**DATASET RECORDS:**
-.-.-
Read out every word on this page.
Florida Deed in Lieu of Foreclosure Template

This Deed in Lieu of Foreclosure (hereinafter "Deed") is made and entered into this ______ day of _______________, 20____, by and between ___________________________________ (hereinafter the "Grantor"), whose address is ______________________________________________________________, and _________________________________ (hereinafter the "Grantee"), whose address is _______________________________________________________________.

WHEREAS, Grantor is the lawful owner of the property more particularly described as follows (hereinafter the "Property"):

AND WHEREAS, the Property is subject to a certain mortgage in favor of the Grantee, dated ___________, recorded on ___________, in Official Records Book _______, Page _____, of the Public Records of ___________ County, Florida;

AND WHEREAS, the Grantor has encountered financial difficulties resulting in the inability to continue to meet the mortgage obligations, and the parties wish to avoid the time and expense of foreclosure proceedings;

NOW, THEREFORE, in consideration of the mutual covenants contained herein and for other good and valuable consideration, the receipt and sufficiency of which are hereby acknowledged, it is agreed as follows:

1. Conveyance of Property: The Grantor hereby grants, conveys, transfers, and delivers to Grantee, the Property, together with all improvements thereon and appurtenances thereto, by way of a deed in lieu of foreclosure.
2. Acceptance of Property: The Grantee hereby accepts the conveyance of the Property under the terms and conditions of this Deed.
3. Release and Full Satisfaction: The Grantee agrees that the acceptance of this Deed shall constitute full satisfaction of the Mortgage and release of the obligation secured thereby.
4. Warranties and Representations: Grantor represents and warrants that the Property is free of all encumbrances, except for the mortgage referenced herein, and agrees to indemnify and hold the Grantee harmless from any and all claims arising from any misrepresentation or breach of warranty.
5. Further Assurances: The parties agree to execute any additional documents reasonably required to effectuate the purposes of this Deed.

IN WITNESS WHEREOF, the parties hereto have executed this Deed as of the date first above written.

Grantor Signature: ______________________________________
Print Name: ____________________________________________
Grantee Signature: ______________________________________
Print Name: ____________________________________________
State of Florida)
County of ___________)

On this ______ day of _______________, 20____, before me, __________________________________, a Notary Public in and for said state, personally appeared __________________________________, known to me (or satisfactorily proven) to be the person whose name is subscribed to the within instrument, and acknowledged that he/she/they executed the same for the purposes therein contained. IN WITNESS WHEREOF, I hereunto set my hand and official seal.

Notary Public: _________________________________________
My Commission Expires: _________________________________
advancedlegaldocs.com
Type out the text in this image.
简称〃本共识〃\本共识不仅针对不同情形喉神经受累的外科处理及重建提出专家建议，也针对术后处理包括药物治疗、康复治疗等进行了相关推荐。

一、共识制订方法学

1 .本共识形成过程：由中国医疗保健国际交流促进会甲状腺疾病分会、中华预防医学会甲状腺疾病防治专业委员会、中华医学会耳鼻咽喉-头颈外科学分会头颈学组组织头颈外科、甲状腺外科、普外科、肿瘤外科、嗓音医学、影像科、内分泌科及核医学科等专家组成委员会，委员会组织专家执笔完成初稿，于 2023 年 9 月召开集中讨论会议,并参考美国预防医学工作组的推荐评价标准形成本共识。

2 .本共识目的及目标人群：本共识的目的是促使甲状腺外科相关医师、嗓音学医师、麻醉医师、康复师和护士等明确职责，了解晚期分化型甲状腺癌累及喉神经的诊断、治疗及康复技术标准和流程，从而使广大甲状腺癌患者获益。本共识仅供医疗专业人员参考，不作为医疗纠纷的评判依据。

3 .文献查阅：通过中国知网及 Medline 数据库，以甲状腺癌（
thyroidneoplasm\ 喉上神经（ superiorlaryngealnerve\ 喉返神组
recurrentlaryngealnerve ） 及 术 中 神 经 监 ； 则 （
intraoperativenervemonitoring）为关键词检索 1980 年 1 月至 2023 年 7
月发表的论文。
-.-.-
**OBJECTIVE:** Every line of the data above should be copied exactly.

**RESULT FOR THIS TASK:**
Read out every word on this page.
Florida Deed in Lieu of Foreclosure Template

This Deed in Lieu of Foreclosure (hereinafter "Deed") is made and entered into this ______ day of _______________, 20____, by and between ___________________________________ (hereinafter the "Grantor"), whose address is ______________________________________________________________, and _________________________________ (hereinafter the "Grantee"), whose address is _______________________________________________________________.

WHEREAS, Grantor is the lawful owner of the property more particularly described as follows (hereinafter the "Property"):

AND WHEREAS, the Property is subject to a certain mortgage in favor of the Grantee, dated ___________, recorded on ___________, in Official Records Book _______, Page _____, of the Public Records of ___________ County, Florida;

AND WHEREAS, the Grantor has encountered financial difficulties resulting in the inability to continue to meet the mortgage obligations, and the parties wish to avoid the time and expense of foreclosure proceedings;

NOW, THEREFORE, in consideration of the mutual covenants contained herein and for other good and valuable consideration, the receipt and sufficiency of which are hereby acknowledged, it is agreed as follows:

1. Conveyance of Property: The Grantor hereby grants, conveys, transfers, and delivers to Grantee, the Property, together with all improvements thereon and appurtenances thereto, by way of a deed in lieu of foreclosure.
2. Acceptance of Property: The Grantee hereby accepts the conveyance of the Property under the terms and conditions of this Deed.
3. Release and Full Satisfaction: The Grantee agrees that the acceptance of this Deed shall constitute full satisfaction of the Mortgage and release of the obligation secured thereby.
4. Warranties and Representations: Grantor represents and warrants that the Property is free of all encumbrances, except for the mortgage referenced herein, and agrees to indemnify and hold the Grantee harmless from any and all claims arising from any misrepresentation or breach of warranty.
5. Further Assurances: The parties agree to execute any additional documents reasonably required to effectuate the purposes of this Deed.

IN WITNESS WHEREOF, the parties hereto have executed this Deed as of the date first above written.

Grantor Signature: ______________________________________
Print Name: ____________________________________________
Grantee Signature: ______________________________________
Print Name: ____________________________________________
State of Florida)
County of ___________)

On this ______ day of _______________, 20____, before me, __________________________________, a Notary Public in and for said state, personally appeared __________________________________, known to me (or satisfactorily proven) to be the person whose name is subscribed to the within instrument, and acknowledged that he/she/they executed the same for the purposes therein contained. IN WITNESS WHEREOF, I hereunto set my hand and official seal.

Notary Public: _________________________________________
My Commission Expires: _________________________________
advancedlegaldocs.com
Type out the text in this image.
简称〃本共识〃\本共识不仅针对不同情形喉神经受累的外科处理及重建提出专家建议，也针对术后处理包括药物治疗、康复治疗等进行了相关推荐。

一、共识制订方法学

1 .本共识形成过程：由中国医疗保健国际交流促进会甲状腺疾病分会、中华预防医学会甲状腺疾病防治专业委员会、中华医学会耳鼻咽喉-头颈外科学分会头颈学组组织头颈外科、甲状腺外科、普外科、肿瘤外科、嗓音医学、影像科、内分泌科及核医学科等专家组成委员会，委员会组织专家执笔完成初稿，于 2023 年 9 月召开集中讨论会议,并参考美国预防医学工作组的推荐评价标准形成本共识。

2 .本共识目的及目标人群：本共识的目的是促使甲状腺外科相关医师、嗓音学医师、麻醉医师、康复师和护士等明确职责，了解晚期分化型甲状腺癌累及喉神经的诊断、治疗及康复技术标准和流程，从而使广大甲状腺癌患者获益。本共识仅供医疗专业人员参考，不作为医疗纠纷的评判依据。

3 .文献查阅：通过中国知网及 Medline 数据库，以甲状腺癌（
thyroidneoplasm\ 喉上神经（ superiorlaryngealnerve\ 喉返神组
recurrentlaryngealnerve ） 及 术 中 神 经 监 ； 则 （
intraoperativenervemonitoring）为关键词检索 1980 年 1 月至 2023 年 7
月发表的论文。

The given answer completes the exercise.